Data records
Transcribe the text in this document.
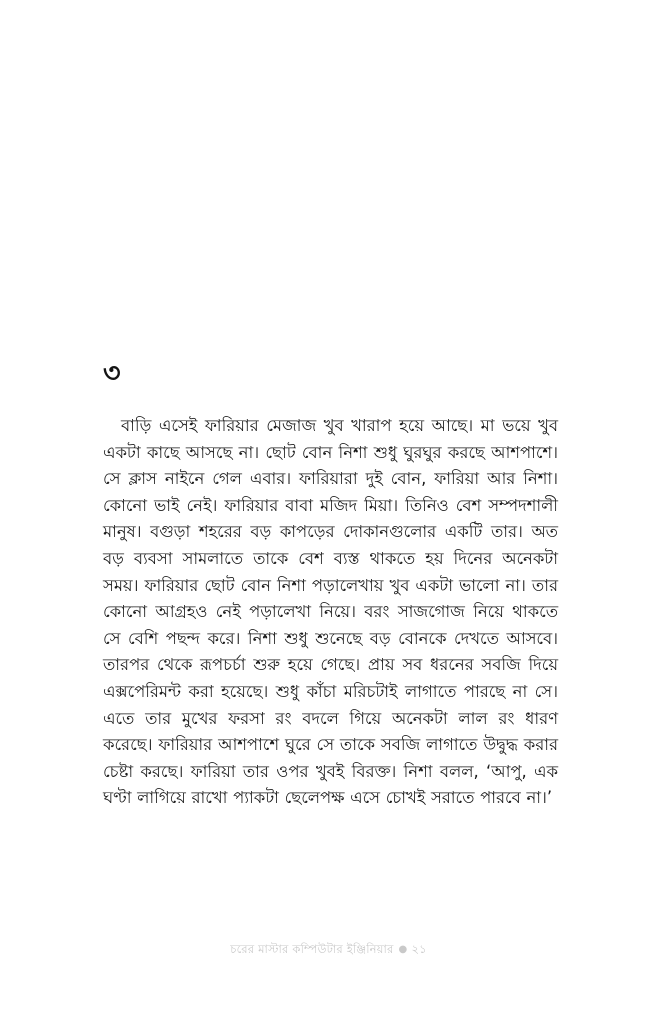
৩

বাড়ি এসেই ফারিয়ার মেজাজ খুব খারাপ হয়ে আছে। মা ভয়ে খুব একটা কাছে আসছে না। ছোট বোন নিশা শুধু ঘুরঘুর করছে আশপাশে। সে ক্লাস নাইনে গেল এবার। ফারিয়ারা দুই বোন, ফারিয়া আর নিশা। কোনো ভাই নেই। ফারিয়ার বাবা মজিদ মিয়া। তিনিও বেশ সম্পদশালী মানুষ। বগুড়া শহরের বড় কাপড়ের দোকানগুলোর একটি তার। অত বড় ব্যবসা সামলাতে তাকে বেশ ব্যস্ত থাকতে হয় দিনের অনেকটা সময়। ফারিয়ার ছোট বোন নিশা পড়ালেখায় খুব একটা ভালো না। তার কোনো আগ্রহও নেই পড়ালেখা নিয়ে। বরং সাজগোজ নিয়ে থাকতে সে বেশি পছন্দ করে। নিশা শুধু শুনেছে বড় বোনকে দেখতে আসবে। তারপর থেকে রূপচর্চা শুরু হয়ে গেছে। প্রায় সব ধরনের সবজি দিয়ে এক্সপেরিমন্ট করা হয়েছে। শুধু কাঁচা মরিচটাই লাগাতে পারছে না সে। এতে তার মুখের ফরসা রং বদলে গিয়ে অনেকটা লাল রং ধারণ করেছে। ফারিয়ার আশপাশে ঘুরে সে তাকে সবজি লাগাতে উদ্বুদ্ধ করার চেষ্টা করছে। ফারিয়া তার ওপর খুবই বিরক্ত। নিশা বলল, ‘আপু, এক ঘণ্টা লাগিয়ে রাখো প্যাকটা ছেলেপক্ষ এসে চোখই সরাতে পারবে না।’

চরের মাস্টার কম্পিউটার ইঞ্জিনিয়ার ● ২১
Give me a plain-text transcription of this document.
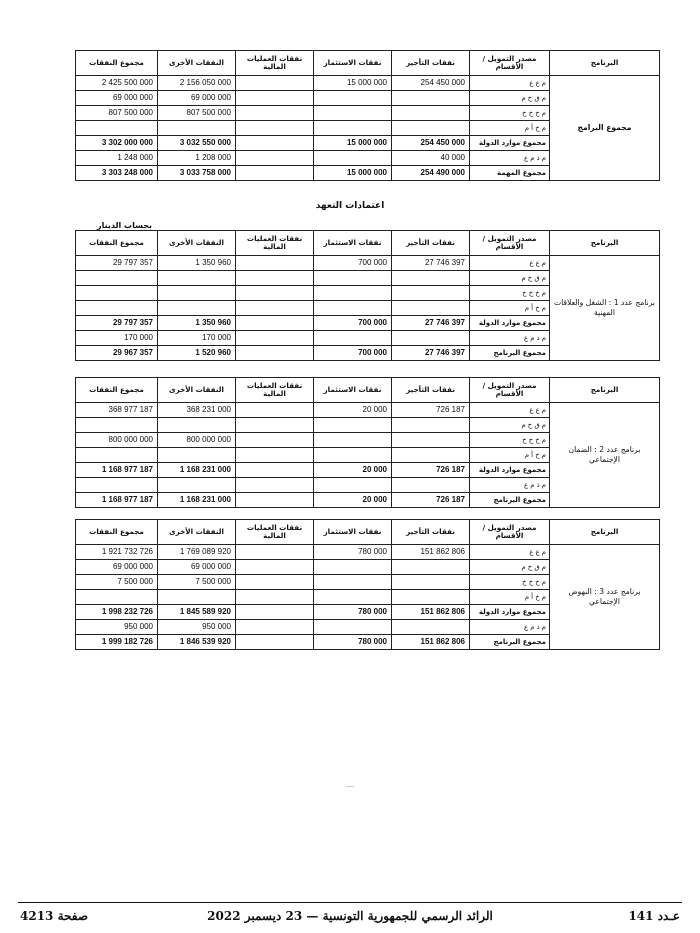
اعتمادات التعهد
بحساب الدينار
عـدد 141
الرائد الرسمي للجمهورية التونسية — 23 ديسمبر 2022
صفحة 4213
البرنامج	مصدر التمويل / الأقسام	نفقات التأجير	نفقات الاستثمار	نفقات العمليات المالية	النفقات الأخرى	مجموع النفقات
مجموع البرامج	م ع ع	254 450 000	15 000 000		2 156 050 000	2 425 500 000
	م ق خ م				69 000 000	69 000 000
	م خ خ خ				807 500 000	807 500 000
	م خ أ م					
	مجموع موارد الدولة	254 450 000	15 000 000		3 032 550 000	3 302 000 000
	م ذ م ع	40 000			1 208 000	1 248 000
	مجموع المهمة	254 490 000	15 000 000		3 033 758 000	3 303 248 000
البرنامج	مصدر التمويل / الأقسام	نفقات التأجير	نفقات الاستثمار	نفقات العمليات المالية	النفقات الأخرى	مجموع النفقات
برنامج عدد 1 : الشغل والعلاقات المهنية	م ع ع	27 746 397	700 000		1 350 960	29 797 357
	م ق خ م					
	م خ خ خ					
	م خ أ م					
	مجموع موارد الدولة	27 746 397	700 000		1 350 960	29 797 357
	م ذ م ع				170 000	170 000
	مجموع البرنامج	27 746 397	700 000		1 520 960	29 967 357
البرنامج	مصدر التمويل / الأقسام	نفقات التأجير	نفقات الاستثمار	نفقات العمليات المالية	النفقات الأخرى	مجموع النفقات
برنامج عدد 2 : الضمان الإجتماعي	م ع ع	726 187	20 000		368 231 000	368 977 187
	م ق خ م					
	م خ خ خ				800 000 000	800 000 000
	م خ أ م					
	مجموع موارد الدولة	726 187	20 000		1 168 231 000	1 168 977 187
	م ذ م ع					
	مجموع البرنامج	726 187	20 000		1 168 231 000	1 168 977 187
البرنامج	مصدر التمويل / الأقسام	نفقات التأجير	نفقات الاستثمار	نفقات العمليات المالية	النفقات الأخرى	مجموع النفقات
برنامج عدد 3 : النهوض الإجتماعي	م ع ع	151 862 806	780 000		1 769 089 920	1 921 732 726
	م ق خ م				69 000 000	69 000 000
	م خ خ خ				7 500 000	7 500 000
	م خ أ م					
	مجموع موارد الدولة	151 862 806	780 000		1 845 589 920	1 998 232 726
	م ذ م ع				950 000	950 000
	مجموع البرنامج	151 862 806	780 000		1 846 539 920	1 999 182 726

=== Exercise brief ===
Return all the entries word for word, but omit any pictures they contain.

=== Reply to the exercise ===
Transcribe the text in this document.
৩

বাড়ি এসেই ফারিয়ার মেজাজ খুব খারাপ হয়ে আছে। মা ভয়ে খুব একটা কাছে আসছে না। ছোট বোন নিশা শুধু ঘুরঘুর করছে আশপাশে। সে ক্লাস নাইনে গেল এবার। ফারিয়ারা দুই বোন, ফারিয়া আর নিশা। কোনো ভাই নেই। ফারিয়ার বাবা মজিদ মিয়া। তিনিও বেশ সম্পদশালী মানুষ। বগুড়া শহরের বড় কাপড়ের দোকানগুলোর একটি তার। অত বড় ব্যবসা সামলাতে তাকে বেশ ব্যস্ত থাকতে হয় দিনের অনেকটা সময়। ফারিয়ার ছোট বোন নিশা পড়ালেখায় খুব একটা ভালো না। তার কোনো আগ্রহও নেই পড়ালেখা নিয়ে। বরং সাজগোজ নিয়ে থাকতে সে বেশি পছন্দ করে। নিশা শুধু শুনেছে বড় বোনকে দেখতে আসবে। তারপর থেকে রূপচর্চা শুরু হয়ে গেছে। প্রায় সব ধরনের সবজি দিয়ে এক্সপেরিমন্ট করা হয়েছে। শুধু কাঁচা মরিচটাই লাগাতে পারছে না সে। এতে তার মুখের ফরসা রং বদলে গিয়ে অনেকটা লাল রং ধারণ করেছে। ফারিয়ার আশপাশে ঘুরে সে তাকে সবজি লাগাতে উদ্বুদ্ধ করার চেষ্টা করছে। ফারিয়া তার ওপর খুবই বিরক্ত। নিশা বলল, ‘আপু, এক ঘণ্টা লাগিয়ে রাখো প্যাকটা ছেলেপক্ষ এসে চোখই সরাতে পারবে না।’

চরের মাস্টার কম্পিউটার ইঞ্জিনিয়ার ● ২১
Give me a plain-text transcription of this document.
اعتمادات التعهد
بحساب الدينار
عـدد 141
الرائد الرسمي للجمهورية التونسية — 23 ديسمبر 2022
صفحة 4213
البرنامج	مصدر التمويل / الأقسام	نفقات التأجير	نفقات الاستثمار	نفقات العمليات المالية	النفقات الأخرى	مجموع النفقات
مجموع البرامج	م ع ع	254 450 000	15 000 000		2 156 050 000	2 425 500 000
	م ق خ م				69 000 000	69 000 000
	م خ خ خ				807 500 000	807 500 000
	م خ أ م					
	مجموع موارد الدولة	254 450 000	15 000 000		3 032 550 000	3 302 000 000
	م ذ م ع	40 000			1 208 000	1 248 000
	مجموع المهمة	254 490 000	15 000 000		3 033 758 000	3 303 248 000
البرنامج	مصدر التمويل / الأقسام	نفقات التأجير	نفقات الاستثمار	نفقات العمليات المالية	النفقات الأخرى	مجموع النفقات
برنامج عدد 1 : الشغل والعلاقات المهنية	م ع ع	27 746 397	700 000		1 350 960	29 797 357
	م ق خ م					
	م خ خ خ					
	م خ أ م					
	مجموع موارد الدولة	27 746 397	700 000		1 350 960	29 797 357
	م ذ م ع				170 000	170 000
	مجموع البرنامج	27 746 397	700 000		1 520 960	29 967 357
البرنامج	مصدر التمويل / الأقسام	نفقات التأجير	نفقات الاستثمار	نفقات العمليات المالية	النفقات الأخرى	مجموع النفقات
برنامج عدد 2 : الضمان الإجتماعي	م ع ع	726 187	20 000		368 231 000	368 977 187
	م ق خ م					
	م خ خ خ				800 000 000	800 000 000
	م خ أ م					
	مجموع موارد الدولة	726 187	20 000		1 168 231 000	1 168 977 187
	م ذ م ع					
	مجموع البرنامج	726 187	20 000		1 168 231 000	1 168 977 187
البرنامج	مصدر التمويل / الأقسام	نفقات التأجير	نفقات الاستثمار	نفقات العمليات المالية	النفقات الأخرى	مجموع النفقات
برنامج عدد 3 : النهوض الإجتماعي	م ع ع	151 862 806	780 000		1 769 089 920	1 921 732 726
	م ق خ م				69 000 000	69 000 000
	م خ خ خ				7 500 000	7 500 000
	م خ أ م					
	مجموع موارد الدولة	151 862 806	780 000		1 845 589 920	1 998 232 726
	م ذ م ع				950 000	950 000
	مجموع البرنامج	151 862 806	780 000		1 846 539 920	1 999 182 726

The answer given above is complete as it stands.